> [TASK REQUIREMENTS] Track down each line that has the word "detto" and copy it.

> [INPUT ROWS]
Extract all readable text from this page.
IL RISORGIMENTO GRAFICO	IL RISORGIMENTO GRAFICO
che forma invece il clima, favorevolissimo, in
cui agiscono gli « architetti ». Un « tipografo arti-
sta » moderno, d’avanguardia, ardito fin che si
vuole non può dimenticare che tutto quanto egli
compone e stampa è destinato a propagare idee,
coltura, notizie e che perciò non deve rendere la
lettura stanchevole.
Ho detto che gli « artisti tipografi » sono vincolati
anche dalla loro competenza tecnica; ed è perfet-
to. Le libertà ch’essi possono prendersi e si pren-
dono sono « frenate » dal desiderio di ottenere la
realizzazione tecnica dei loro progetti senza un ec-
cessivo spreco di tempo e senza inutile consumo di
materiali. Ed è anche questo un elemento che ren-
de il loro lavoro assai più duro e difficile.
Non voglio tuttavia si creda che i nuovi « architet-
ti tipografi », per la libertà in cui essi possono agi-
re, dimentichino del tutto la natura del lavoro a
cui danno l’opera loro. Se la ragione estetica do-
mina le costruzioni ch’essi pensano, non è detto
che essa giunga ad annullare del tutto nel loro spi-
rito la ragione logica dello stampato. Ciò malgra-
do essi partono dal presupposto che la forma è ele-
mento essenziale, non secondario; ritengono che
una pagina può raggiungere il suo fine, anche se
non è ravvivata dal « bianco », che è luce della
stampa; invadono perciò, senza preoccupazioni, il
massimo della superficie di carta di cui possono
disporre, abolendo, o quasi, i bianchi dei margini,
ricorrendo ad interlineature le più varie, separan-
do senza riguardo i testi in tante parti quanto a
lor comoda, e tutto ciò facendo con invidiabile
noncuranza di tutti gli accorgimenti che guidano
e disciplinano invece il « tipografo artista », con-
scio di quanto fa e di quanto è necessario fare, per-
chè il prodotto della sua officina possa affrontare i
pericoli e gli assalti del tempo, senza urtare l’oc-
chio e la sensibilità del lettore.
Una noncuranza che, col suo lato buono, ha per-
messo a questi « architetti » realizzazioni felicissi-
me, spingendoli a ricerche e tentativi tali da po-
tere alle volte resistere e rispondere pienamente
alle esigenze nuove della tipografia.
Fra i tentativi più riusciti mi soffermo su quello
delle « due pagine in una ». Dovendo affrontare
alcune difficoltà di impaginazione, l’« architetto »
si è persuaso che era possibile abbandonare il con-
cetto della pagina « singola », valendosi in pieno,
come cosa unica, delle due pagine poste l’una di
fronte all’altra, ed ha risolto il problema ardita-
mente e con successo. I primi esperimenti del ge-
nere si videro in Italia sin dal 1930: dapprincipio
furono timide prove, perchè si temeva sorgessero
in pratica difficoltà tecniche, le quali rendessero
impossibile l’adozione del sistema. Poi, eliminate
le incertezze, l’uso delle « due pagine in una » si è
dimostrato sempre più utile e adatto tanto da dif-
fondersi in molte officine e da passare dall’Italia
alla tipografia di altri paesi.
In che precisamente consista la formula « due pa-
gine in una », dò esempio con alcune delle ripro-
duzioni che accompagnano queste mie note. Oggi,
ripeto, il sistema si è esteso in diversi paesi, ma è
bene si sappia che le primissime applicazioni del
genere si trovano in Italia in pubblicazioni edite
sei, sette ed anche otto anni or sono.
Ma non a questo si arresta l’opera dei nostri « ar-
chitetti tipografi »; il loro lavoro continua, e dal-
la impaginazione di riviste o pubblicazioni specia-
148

> [THE COMPLETED TASK]
Ho detto che gli « artisti tipografi » sono vincolati
mina le costruzioni ch’essi pensano, non è detto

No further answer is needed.